§ Exercise: Below is a set of records; restate each one word for word.

[Collected data]
--- Start ---

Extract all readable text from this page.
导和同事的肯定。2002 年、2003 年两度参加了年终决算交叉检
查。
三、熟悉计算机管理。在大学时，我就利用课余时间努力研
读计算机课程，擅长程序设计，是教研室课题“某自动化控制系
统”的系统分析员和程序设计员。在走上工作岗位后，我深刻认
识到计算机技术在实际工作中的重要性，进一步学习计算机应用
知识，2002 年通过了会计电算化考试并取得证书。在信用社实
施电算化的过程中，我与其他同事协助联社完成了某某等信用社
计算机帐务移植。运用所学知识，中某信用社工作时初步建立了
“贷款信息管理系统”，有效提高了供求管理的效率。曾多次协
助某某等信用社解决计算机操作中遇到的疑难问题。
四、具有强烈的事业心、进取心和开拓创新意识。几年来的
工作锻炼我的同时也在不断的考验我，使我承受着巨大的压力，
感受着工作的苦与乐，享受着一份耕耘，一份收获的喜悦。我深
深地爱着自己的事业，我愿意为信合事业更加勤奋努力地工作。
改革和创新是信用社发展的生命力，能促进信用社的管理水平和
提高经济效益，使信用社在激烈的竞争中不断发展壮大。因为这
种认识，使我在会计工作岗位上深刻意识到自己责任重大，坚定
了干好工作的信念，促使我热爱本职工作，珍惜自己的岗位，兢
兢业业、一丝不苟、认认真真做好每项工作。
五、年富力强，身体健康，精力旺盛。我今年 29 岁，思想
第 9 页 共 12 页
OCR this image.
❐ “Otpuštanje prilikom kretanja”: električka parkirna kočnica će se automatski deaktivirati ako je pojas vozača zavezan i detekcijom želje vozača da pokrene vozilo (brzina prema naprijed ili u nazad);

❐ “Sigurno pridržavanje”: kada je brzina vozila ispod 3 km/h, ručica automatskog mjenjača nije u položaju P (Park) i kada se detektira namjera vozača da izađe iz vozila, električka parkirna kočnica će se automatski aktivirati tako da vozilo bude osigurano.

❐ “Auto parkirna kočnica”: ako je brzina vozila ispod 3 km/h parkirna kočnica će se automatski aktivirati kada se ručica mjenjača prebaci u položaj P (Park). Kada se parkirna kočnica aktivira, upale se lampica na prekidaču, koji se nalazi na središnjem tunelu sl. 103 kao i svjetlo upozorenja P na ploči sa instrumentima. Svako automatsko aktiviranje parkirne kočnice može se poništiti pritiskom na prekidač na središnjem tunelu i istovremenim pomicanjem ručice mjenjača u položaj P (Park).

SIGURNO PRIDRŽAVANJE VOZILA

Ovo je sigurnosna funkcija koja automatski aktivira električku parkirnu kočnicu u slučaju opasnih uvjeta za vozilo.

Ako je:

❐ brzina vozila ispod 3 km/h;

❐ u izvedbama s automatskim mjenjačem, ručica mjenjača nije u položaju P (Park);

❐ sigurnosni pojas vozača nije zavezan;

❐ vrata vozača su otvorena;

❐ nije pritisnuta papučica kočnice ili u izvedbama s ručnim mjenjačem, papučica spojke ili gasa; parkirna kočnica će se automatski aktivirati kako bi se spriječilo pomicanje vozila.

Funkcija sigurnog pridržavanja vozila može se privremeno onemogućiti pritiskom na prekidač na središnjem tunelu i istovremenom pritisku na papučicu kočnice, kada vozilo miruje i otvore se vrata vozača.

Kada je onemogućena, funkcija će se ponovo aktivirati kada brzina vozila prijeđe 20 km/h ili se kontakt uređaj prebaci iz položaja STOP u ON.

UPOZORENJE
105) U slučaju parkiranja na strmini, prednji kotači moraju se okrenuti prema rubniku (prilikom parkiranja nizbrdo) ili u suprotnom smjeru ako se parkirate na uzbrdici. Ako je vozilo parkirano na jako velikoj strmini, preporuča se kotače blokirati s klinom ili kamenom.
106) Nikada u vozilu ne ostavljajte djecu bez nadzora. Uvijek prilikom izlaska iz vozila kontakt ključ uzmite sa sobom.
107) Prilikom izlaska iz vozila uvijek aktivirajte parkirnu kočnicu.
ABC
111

--- End ---

§ Result:
Extract all readable text from this page.
导和同事的肯定。2002 年、2003 年两度参加了年终决算交叉检
查。
三、熟悉计算机管理。在大学时，我就利用课余时间努力研
读计算机课程，擅长程序设计，是教研室课题“某自动化控制系
统”的系统分析员和程序设计员。在走上工作岗位后，我深刻认
识到计算机技术在实际工作中的重要性，进一步学习计算机应用
知识，2002 年通过了会计电算化考试并取得证书。在信用社实
施电算化的过程中，我与其他同事协助联社完成了某某等信用社
计算机帐务移植。运用所学知识，中某信用社工作时初步建立了
“贷款信息管理系统”，有效提高了供求管理的效率。曾多次协
助某某等信用社解决计算机操作中遇到的疑难问题。
四、具有强烈的事业心、进取心和开拓创新意识。几年来的
工作锻炼我的同时也在不断的考验我，使我承受着巨大的压力，
感受着工作的苦与乐，享受着一份耕耘，一份收获的喜悦。我深
深地爱着自己的事业，我愿意为信合事业更加勤奋努力地工作。
改革和创新是信用社发展的生命力，能促进信用社的管理水平和
提高经济效益，使信用社在激烈的竞争中不断发展壮大。因为这
种认识，使我在会计工作岗位上深刻意识到自己责任重大，坚定
了干好工作的信念，促使我热爱本职工作，珍惜自己的岗位，兢
兢业业、一丝不苟、认认真真做好每项工作。
五、年富力强，身体健康，精力旺盛。我今年 29 岁，思想
第 9 页 共 12 页
OCR this image.
❐ “Otpuštanje prilikom kretanja”: električka parkirna kočnica će se automatski deaktivirati ako je pojas vozača zavezan i detekcijom želje vozača da pokrene vozilo (brzina prema naprijed ili u nazad);

❐ “Sigurno pridržavanje”: kada je brzina vozila ispod 3 km/h, ručica automatskog mjenjača nije u položaju P (Park) i kada se detektira namjera vozača da izađe iz vozila, električka parkirna kočnica će se automatski aktivirati tako da vozilo bude osigurano.

❐ “Auto parkirna kočnica”: ako je brzina vozila ispod 3 km/h parkirna kočnica će se automatski aktivirati kada se ručica mjenjača prebaci u položaj P (Park). Kada se parkirna kočnica aktivira, upale se lampica na prekidaču, koji se nalazi na središnjem tunelu sl. 103 kao i svjetlo upozorenja P na ploči sa instrumentima. Svako automatsko aktiviranje parkirne kočnice može se poništiti pritiskom na prekidač na središnjem tunelu i istovremenim pomicanjem ručice mjenjača u položaj P (Park).

SIGURNO PRIDRŽAVANJE VOZILA

Ovo je sigurnosna funkcija koja automatski aktivira električku parkirnu kočnicu u slučaju opasnih uvjeta za vozilo.

Ako je:

❐ brzina vozila ispod 3 km/h;

❐ u izvedbama s automatskim mjenjačem, ručica mjenjača nije u položaju P (Park);

❐ sigurnosni pojas vozača nije zavezan;

❐ vrata vozača su otvorena;

❐ nije pritisnuta papučica kočnice ili u izvedbama s ručnim mjenjačem, papučica spojke ili gasa; parkirna kočnica će se automatski aktivirati kako bi se spriječilo pomicanje vozila.

Funkcija sigurnog pridržavanja vozila može se privremeno onemogućiti pritiskom na prekidač na središnjem tunelu i istovremenom pritisku na papučicu kočnice, kada vozilo miruje i otvore se vrata vozača.

Kada je onemogućena, funkcija će se ponovo aktivirati kada brzina vozila prijeđe 20 km/h ili se kontakt uređaj prebaci iz položaja STOP u ON.

UPOZORENJE
105) U slučaju parkiranja na strmini, prednji kotači moraju se okrenuti prema rubniku (prilikom parkiranja nizbrdo) ili u suprotnom smjeru ako se parkirate na uzbrdici. Ako je vozilo parkirano na jako velikoj strmini, preporuča se kotače blokirati s klinom ili kamenom.
106) Nikada u vozilu ne ostavljajte djecu bez nadzora. Uvijek prilikom izlaska iz vozila kontakt ključ uzmite sa sobom.
107) Prilikom izlaska iz vozila uvijek aktivirajte parkirnu kočnicu.
ABC
111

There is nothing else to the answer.